[Records provided]
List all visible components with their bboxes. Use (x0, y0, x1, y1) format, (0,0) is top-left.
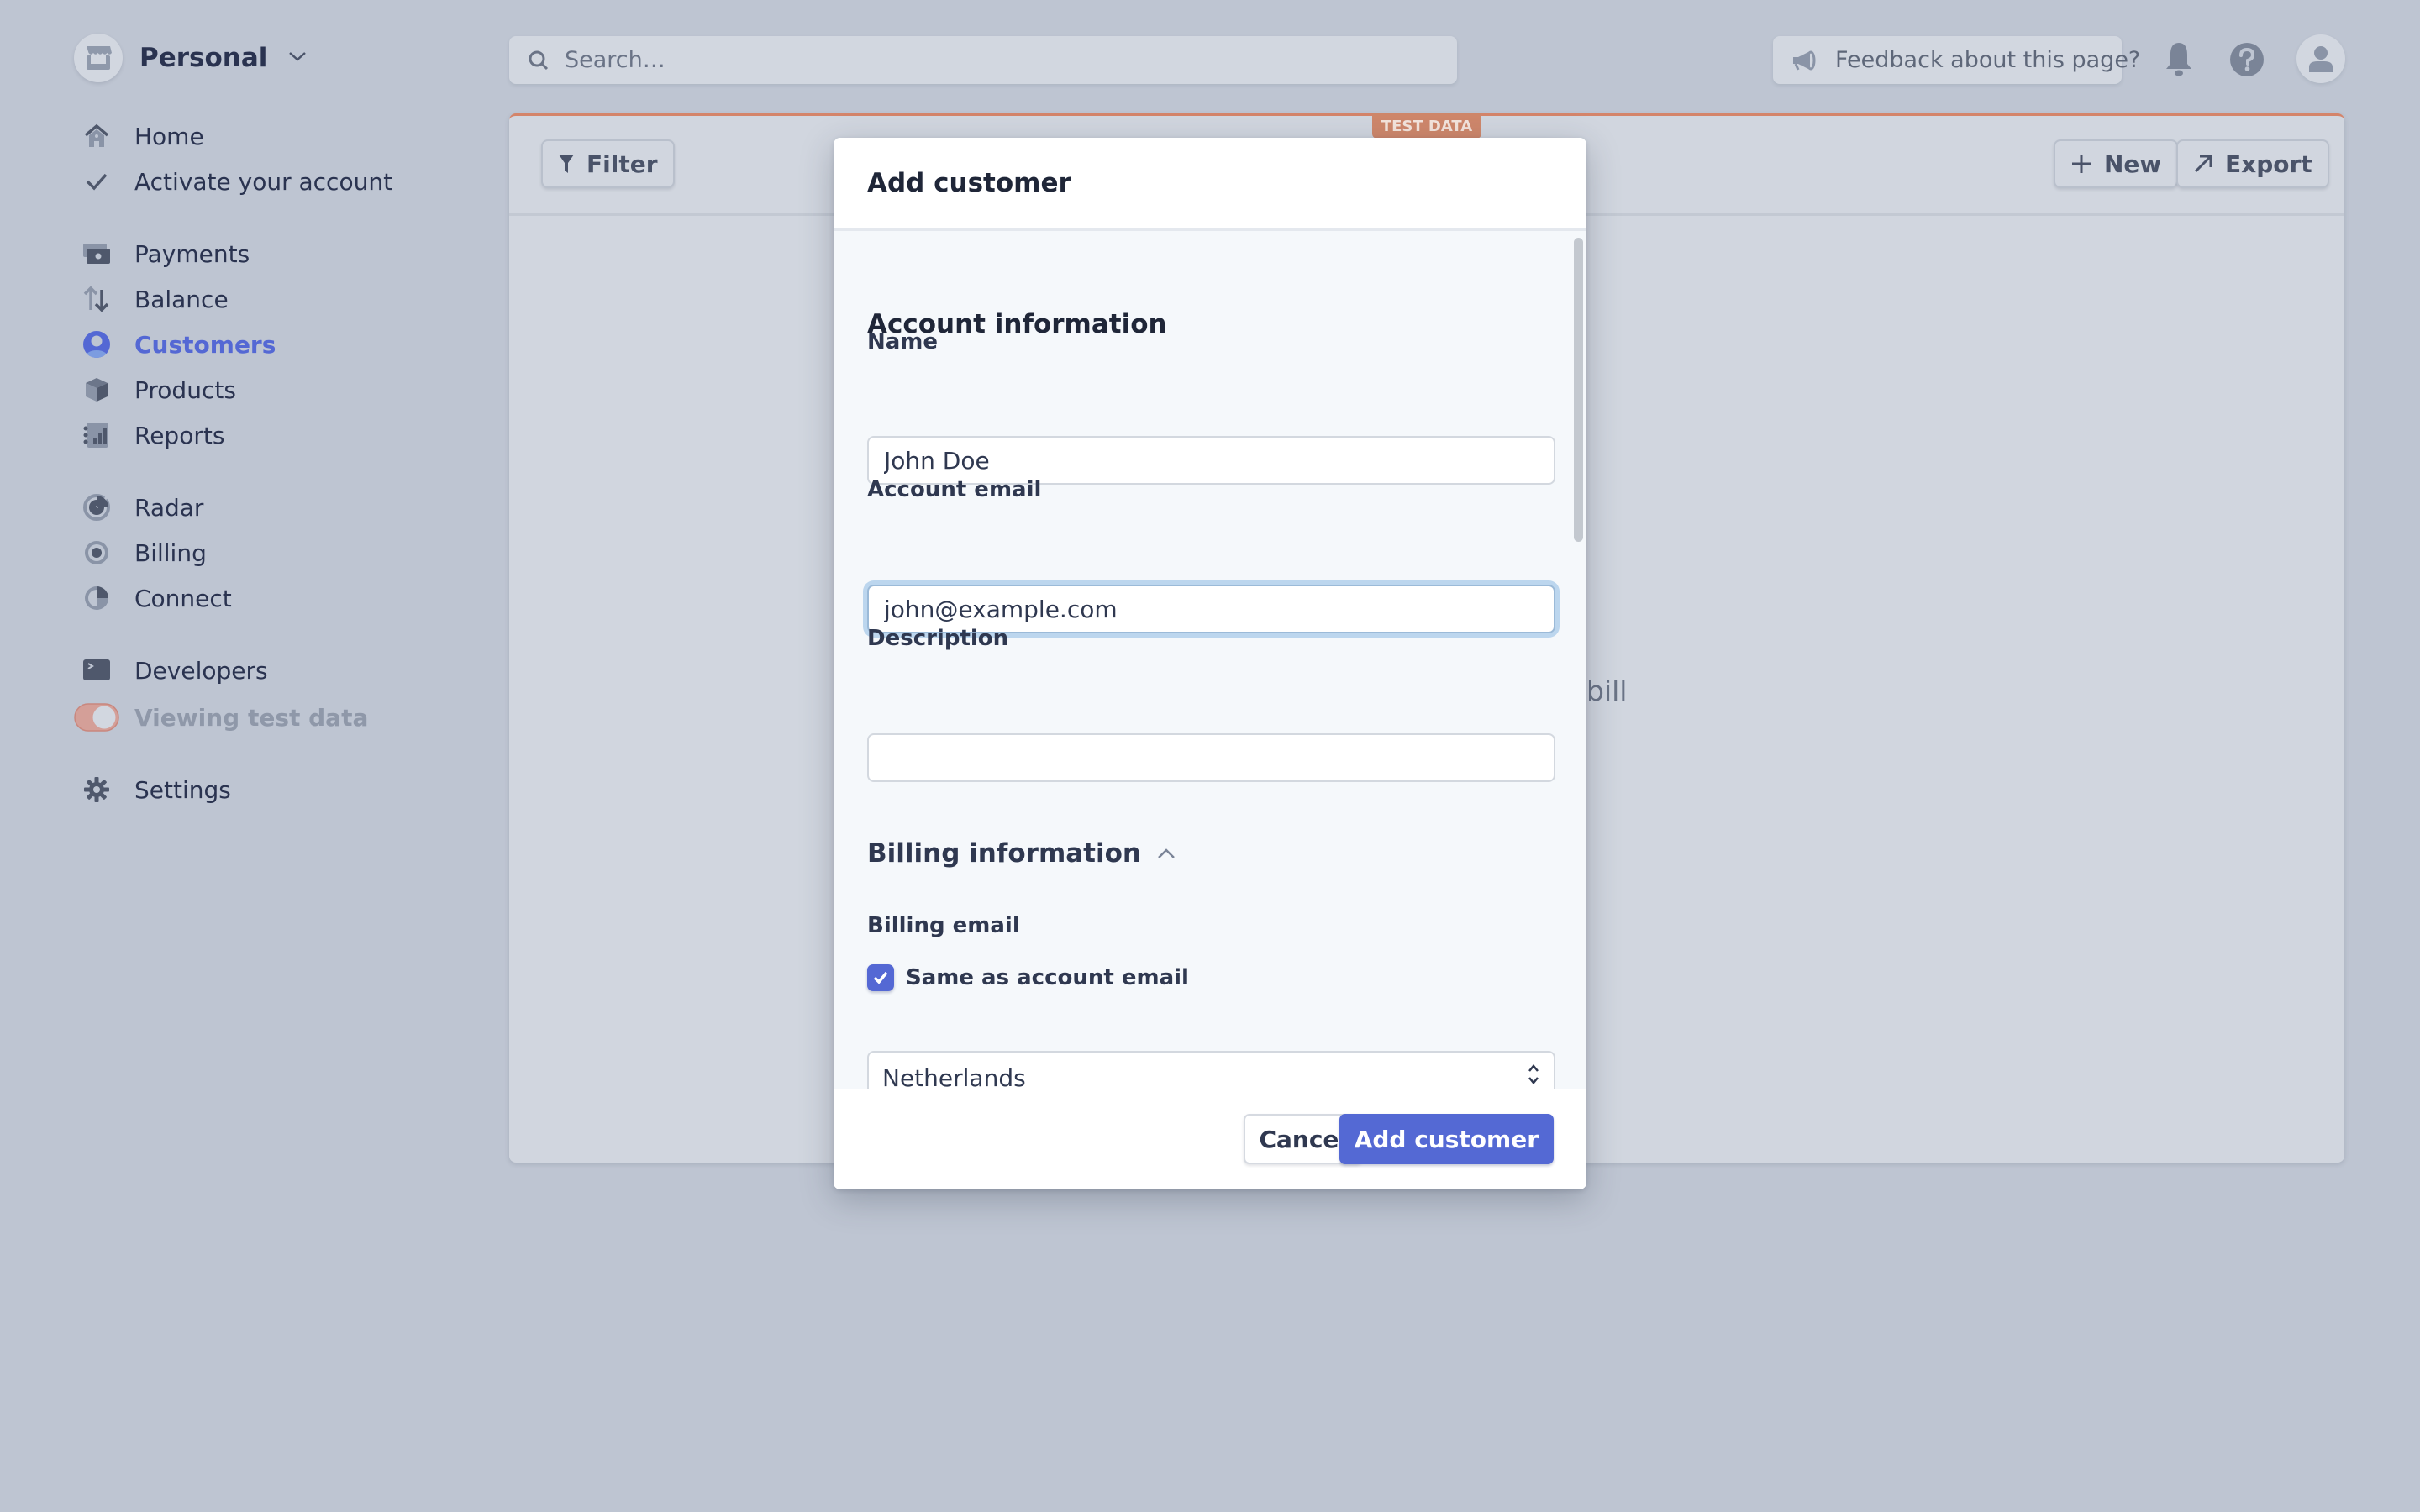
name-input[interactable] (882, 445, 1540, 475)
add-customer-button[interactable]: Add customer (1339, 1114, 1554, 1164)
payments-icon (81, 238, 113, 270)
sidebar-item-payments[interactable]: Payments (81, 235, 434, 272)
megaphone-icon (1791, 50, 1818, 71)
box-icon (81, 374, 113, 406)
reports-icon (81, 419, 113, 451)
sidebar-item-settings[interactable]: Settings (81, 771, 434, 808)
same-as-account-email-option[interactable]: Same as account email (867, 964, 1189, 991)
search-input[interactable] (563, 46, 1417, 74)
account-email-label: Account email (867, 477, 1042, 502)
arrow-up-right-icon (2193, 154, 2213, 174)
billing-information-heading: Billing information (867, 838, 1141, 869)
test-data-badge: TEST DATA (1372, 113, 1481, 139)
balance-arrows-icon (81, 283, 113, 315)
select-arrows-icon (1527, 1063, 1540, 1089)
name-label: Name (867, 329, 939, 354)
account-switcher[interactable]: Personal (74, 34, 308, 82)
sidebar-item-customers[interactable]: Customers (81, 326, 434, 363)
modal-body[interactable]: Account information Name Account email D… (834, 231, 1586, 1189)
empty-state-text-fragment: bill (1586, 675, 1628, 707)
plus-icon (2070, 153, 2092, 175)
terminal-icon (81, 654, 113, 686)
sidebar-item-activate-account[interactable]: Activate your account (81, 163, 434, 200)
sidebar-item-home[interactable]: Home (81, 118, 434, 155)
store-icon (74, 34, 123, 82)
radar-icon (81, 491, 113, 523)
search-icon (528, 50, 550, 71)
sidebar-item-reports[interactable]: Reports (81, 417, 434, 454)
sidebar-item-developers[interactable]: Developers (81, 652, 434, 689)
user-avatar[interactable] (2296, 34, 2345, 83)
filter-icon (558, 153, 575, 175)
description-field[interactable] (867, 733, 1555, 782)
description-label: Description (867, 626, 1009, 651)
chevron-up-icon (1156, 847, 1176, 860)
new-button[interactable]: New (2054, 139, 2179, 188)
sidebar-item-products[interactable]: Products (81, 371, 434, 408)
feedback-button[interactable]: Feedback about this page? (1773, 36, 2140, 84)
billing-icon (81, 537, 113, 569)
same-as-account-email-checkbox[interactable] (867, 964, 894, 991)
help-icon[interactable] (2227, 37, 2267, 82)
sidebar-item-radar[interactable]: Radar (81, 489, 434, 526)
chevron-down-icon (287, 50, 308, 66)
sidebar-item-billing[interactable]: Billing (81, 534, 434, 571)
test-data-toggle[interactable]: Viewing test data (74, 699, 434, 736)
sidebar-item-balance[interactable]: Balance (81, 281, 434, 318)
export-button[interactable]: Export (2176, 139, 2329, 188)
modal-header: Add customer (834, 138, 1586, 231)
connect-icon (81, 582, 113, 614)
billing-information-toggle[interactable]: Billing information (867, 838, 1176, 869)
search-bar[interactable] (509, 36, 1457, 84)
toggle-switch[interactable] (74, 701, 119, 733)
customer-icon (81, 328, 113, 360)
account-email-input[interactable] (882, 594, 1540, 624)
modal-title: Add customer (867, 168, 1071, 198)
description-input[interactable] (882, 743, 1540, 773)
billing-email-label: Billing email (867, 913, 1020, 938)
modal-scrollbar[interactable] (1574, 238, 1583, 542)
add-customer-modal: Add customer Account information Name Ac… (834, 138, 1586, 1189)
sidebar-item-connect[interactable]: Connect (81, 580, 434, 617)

[Written request]
Return each line of the listing above that contains the string "item".

[Response]
sidebar-item-payments[interactable]: Payments (81, 235, 434, 272)
sidebar-item-settings[interactable]: Settings (81, 771, 434, 808)
sidebar-item-customers[interactable]: Customers (81, 326, 434, 363)
sidebar-item-activate-account[interactable]: Activate your account (81, 163, 434, 200)
sidebar-item-home[interactable]: Home (81, 118, 434, 155)
sidebar-item-reports[interactable]: Reports (81, 417, 434, 454)
sidebar-item-developers[interactable]: Developers (81, 652, 434, 689)
sidebar-item-products[interactable]: Products (81, 371, 434, 408)
sidebar-item-radar[interactable]: Radar (81, 489, 434, 526)
sidebar-item-billing[interactable]: Billing (81, 534, 434, 571)
sidebar-item-balance[interactable]: Balance (81, 281, 434, 318)
sidebar-item-connect[interactable]: Connect (81, 580, 434, 617)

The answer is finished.